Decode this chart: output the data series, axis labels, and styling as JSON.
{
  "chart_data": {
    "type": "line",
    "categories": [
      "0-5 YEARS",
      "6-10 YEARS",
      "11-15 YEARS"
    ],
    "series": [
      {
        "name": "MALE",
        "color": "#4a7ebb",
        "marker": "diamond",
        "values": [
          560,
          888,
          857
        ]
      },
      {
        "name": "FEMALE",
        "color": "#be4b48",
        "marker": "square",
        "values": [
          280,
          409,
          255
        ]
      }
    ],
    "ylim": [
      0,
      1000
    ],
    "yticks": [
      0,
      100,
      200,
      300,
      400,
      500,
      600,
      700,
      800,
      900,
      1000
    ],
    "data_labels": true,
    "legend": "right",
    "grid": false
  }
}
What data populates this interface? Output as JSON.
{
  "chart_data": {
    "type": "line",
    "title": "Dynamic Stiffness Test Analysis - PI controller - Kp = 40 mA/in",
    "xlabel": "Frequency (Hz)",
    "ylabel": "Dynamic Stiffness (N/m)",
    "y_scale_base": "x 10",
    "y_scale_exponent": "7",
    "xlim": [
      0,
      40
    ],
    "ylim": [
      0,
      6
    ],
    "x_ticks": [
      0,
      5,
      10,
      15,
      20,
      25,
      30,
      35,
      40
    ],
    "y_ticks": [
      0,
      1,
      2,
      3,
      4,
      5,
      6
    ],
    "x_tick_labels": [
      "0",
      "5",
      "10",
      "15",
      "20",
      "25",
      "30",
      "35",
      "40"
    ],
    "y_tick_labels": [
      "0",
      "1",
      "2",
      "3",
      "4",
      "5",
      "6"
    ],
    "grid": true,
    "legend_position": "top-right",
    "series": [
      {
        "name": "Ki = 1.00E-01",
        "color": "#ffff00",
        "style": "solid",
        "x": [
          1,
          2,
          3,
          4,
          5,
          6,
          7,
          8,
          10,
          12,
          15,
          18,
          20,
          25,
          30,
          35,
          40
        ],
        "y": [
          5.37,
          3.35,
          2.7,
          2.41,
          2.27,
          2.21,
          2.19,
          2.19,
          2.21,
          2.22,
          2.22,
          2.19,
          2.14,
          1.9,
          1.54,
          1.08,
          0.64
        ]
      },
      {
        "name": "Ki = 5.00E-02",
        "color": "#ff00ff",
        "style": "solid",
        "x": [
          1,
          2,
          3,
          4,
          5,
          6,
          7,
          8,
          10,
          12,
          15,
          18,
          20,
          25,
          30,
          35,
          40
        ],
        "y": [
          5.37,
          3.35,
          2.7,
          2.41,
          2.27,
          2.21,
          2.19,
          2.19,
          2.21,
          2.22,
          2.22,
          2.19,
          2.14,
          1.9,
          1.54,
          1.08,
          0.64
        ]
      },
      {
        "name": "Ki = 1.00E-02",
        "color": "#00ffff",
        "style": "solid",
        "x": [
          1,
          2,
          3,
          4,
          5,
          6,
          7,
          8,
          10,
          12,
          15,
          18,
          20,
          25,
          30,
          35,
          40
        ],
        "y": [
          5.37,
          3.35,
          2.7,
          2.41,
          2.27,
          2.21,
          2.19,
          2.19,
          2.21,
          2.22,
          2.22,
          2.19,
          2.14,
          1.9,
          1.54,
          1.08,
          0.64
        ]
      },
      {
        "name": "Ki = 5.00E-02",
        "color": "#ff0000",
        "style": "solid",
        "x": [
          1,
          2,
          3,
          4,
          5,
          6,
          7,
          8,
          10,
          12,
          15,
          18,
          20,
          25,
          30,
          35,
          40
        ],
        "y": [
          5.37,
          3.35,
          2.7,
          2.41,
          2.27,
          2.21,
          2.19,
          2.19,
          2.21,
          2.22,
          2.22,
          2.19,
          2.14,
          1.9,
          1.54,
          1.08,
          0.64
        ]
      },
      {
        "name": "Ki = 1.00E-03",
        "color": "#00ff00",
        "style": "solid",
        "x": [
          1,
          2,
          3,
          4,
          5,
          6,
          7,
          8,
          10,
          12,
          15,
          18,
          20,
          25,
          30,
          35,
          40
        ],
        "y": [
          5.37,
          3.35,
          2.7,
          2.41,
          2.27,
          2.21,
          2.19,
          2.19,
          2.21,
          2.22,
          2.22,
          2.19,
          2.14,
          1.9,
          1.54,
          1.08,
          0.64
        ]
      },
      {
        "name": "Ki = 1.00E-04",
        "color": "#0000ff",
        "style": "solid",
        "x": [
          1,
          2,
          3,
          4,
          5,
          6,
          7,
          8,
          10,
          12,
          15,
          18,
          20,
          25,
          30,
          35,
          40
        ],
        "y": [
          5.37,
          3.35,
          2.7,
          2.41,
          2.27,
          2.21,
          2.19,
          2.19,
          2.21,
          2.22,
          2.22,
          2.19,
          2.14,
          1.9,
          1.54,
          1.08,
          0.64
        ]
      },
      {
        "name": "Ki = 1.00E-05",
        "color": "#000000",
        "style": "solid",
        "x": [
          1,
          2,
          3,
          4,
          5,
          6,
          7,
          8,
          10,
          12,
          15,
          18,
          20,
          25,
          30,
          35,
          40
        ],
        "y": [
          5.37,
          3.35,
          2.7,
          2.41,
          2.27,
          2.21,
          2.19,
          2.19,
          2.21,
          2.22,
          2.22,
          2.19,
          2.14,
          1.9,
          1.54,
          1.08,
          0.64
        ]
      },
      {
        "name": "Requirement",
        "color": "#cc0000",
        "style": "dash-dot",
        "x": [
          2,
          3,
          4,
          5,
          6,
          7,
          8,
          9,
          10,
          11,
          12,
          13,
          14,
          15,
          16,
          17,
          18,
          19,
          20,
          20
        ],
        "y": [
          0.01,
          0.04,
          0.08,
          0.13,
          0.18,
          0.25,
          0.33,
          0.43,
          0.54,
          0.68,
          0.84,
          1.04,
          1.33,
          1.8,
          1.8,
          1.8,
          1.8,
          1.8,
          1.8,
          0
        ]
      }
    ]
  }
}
========================
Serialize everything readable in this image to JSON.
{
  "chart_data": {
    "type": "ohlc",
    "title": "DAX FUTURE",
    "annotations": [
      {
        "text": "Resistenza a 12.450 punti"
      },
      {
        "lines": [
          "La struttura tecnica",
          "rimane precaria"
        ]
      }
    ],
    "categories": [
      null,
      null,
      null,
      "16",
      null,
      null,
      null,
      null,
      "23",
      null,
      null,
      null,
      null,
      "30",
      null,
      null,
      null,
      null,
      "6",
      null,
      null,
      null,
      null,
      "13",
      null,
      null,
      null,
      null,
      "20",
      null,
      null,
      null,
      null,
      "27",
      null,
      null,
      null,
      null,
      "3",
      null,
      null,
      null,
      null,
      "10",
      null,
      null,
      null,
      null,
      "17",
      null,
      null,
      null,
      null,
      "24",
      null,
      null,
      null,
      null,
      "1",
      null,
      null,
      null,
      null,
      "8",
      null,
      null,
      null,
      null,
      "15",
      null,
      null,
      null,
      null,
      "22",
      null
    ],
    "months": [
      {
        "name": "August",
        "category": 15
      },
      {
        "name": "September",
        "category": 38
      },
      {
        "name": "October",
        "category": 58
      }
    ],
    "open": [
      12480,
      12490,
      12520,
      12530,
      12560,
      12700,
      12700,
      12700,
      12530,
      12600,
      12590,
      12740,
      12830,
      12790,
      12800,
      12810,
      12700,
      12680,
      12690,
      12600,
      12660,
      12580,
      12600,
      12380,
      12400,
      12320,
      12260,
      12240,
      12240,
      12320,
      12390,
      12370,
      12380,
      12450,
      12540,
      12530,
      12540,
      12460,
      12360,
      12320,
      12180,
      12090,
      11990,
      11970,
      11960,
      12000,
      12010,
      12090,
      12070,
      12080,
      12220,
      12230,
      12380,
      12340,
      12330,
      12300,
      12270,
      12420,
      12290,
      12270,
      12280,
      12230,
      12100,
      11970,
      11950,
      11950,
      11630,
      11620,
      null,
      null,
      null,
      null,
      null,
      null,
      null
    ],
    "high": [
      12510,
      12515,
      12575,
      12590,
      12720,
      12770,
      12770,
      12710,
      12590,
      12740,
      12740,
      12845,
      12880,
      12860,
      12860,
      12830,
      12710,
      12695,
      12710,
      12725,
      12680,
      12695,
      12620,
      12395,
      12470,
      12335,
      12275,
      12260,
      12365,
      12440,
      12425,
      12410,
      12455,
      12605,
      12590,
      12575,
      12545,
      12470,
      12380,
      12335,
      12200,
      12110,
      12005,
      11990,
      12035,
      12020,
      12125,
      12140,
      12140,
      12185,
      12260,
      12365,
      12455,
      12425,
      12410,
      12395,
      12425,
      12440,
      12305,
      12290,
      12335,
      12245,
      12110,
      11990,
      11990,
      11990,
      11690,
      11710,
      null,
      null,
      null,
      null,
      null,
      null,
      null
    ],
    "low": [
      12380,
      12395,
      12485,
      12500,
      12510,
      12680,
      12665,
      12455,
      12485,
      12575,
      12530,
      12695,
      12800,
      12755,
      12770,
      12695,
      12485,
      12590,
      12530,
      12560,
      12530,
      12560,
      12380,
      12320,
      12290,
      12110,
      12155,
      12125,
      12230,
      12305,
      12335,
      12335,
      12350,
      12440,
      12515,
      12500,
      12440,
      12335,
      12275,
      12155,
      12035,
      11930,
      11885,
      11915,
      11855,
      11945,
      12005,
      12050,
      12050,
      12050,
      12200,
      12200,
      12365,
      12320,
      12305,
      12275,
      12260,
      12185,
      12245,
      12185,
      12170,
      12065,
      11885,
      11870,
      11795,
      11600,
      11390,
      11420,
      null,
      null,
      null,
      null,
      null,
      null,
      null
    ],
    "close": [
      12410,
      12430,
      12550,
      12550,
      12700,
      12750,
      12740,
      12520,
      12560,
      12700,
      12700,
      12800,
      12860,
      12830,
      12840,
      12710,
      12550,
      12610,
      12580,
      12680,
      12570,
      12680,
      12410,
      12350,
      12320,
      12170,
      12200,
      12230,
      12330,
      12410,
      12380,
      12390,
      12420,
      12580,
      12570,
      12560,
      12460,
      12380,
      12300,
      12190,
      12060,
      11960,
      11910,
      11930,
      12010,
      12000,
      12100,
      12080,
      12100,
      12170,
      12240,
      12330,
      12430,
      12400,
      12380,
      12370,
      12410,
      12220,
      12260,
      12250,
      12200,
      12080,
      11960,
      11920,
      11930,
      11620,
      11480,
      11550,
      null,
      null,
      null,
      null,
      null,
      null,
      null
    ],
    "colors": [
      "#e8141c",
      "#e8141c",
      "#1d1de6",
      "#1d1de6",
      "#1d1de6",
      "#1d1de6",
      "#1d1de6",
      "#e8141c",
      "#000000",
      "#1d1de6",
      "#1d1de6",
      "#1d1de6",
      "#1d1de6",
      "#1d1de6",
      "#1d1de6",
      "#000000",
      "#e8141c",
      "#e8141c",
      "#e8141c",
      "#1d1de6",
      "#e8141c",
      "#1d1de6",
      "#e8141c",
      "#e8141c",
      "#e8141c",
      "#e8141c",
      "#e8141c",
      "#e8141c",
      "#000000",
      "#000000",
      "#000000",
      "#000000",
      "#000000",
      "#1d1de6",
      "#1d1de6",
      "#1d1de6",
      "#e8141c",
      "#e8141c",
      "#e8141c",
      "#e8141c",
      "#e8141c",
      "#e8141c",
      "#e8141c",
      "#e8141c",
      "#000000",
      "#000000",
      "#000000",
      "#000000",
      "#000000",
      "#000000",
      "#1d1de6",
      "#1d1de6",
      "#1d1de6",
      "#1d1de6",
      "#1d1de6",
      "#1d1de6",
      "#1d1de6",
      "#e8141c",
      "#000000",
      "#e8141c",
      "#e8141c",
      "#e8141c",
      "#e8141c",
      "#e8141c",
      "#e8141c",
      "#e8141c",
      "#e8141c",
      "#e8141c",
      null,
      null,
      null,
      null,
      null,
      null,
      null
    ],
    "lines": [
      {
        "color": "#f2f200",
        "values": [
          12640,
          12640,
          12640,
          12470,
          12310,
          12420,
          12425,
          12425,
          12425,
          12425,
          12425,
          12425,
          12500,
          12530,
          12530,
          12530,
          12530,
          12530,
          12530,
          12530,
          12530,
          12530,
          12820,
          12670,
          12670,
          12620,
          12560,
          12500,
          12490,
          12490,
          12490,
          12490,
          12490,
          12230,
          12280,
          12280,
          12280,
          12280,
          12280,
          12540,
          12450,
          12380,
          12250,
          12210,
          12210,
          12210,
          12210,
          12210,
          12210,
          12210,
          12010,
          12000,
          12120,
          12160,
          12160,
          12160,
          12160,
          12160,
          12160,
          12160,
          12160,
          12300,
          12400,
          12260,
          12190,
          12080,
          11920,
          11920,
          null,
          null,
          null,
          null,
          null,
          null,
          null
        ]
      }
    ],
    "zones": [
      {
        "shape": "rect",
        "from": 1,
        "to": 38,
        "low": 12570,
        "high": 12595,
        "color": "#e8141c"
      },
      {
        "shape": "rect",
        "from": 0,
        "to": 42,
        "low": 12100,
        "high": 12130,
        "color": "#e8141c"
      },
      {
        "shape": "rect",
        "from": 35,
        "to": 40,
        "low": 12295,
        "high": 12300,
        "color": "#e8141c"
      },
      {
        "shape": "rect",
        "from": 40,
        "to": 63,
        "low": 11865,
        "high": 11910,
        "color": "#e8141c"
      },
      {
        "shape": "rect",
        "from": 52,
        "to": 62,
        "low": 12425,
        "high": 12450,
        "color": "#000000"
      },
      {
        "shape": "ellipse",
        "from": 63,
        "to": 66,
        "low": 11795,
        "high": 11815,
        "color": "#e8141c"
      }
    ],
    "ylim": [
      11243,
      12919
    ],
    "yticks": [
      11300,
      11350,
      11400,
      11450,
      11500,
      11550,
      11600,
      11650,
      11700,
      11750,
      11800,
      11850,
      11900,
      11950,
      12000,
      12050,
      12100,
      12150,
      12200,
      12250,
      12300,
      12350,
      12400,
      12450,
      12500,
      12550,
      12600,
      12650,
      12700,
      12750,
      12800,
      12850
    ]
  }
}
========================
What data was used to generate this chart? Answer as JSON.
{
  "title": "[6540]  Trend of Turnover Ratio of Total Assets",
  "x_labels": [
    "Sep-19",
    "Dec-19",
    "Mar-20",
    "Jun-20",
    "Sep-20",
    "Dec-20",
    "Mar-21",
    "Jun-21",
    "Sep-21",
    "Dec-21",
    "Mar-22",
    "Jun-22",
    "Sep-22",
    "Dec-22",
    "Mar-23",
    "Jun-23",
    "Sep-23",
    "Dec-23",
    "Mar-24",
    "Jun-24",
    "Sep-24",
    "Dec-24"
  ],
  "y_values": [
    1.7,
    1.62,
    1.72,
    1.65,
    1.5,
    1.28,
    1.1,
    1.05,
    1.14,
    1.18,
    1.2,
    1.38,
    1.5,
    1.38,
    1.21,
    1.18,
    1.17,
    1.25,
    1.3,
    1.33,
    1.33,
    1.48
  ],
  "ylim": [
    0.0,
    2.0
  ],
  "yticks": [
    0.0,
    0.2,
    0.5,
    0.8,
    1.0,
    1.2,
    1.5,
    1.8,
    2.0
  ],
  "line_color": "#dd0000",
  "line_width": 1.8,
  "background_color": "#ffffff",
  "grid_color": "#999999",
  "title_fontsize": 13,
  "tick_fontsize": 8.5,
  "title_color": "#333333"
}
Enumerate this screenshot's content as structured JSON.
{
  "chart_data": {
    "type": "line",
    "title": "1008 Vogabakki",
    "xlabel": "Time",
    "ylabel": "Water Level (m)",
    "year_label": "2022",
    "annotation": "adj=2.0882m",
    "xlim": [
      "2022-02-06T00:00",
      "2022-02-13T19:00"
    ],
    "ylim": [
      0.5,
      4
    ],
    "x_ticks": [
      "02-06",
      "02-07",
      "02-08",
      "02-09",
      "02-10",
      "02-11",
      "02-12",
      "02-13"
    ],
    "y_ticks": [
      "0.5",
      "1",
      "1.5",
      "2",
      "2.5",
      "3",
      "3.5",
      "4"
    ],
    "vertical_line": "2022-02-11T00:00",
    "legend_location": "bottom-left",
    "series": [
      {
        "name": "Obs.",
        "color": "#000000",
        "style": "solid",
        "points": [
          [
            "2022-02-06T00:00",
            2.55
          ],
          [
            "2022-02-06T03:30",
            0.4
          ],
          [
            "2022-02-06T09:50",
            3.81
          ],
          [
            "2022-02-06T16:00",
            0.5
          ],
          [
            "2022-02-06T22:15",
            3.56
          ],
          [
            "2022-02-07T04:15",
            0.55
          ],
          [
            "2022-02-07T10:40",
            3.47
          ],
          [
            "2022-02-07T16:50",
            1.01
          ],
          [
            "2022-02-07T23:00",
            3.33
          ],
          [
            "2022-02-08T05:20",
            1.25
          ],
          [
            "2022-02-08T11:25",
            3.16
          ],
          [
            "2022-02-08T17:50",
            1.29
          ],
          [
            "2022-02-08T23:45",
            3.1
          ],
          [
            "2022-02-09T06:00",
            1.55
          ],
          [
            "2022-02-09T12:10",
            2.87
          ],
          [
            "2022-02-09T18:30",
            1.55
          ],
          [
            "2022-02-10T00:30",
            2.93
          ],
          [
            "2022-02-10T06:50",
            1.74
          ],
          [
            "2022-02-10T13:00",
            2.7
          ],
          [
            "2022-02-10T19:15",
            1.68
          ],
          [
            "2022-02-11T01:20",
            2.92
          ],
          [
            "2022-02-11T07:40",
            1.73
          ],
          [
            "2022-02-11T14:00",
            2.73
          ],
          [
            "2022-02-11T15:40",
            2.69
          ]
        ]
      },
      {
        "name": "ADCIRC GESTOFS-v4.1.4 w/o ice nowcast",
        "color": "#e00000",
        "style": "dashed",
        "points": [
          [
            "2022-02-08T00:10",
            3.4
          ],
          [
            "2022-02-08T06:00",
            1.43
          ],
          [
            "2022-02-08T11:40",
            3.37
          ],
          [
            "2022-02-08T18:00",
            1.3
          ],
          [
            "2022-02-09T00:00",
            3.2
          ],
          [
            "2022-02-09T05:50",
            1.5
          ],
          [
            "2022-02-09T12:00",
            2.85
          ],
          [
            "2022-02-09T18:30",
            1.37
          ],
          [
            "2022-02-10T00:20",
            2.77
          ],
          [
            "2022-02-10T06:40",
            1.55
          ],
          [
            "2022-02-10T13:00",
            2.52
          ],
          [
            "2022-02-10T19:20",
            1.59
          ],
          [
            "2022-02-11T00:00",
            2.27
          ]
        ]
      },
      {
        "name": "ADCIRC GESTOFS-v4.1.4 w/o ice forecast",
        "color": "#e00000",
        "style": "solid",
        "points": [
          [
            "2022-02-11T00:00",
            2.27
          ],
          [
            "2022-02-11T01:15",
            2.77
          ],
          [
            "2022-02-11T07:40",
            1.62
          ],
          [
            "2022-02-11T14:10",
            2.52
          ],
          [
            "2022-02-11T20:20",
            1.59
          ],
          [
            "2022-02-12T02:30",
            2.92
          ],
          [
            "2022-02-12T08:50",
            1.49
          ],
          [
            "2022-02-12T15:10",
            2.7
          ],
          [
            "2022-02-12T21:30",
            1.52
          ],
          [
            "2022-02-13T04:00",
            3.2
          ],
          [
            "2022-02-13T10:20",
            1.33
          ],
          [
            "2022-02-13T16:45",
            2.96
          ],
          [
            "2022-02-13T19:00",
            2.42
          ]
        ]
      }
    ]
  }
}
========================
* **The request**
From the listing above, find the number of lines with the word "What" in them. Answer with the number only.

* **Solution for this problem**
2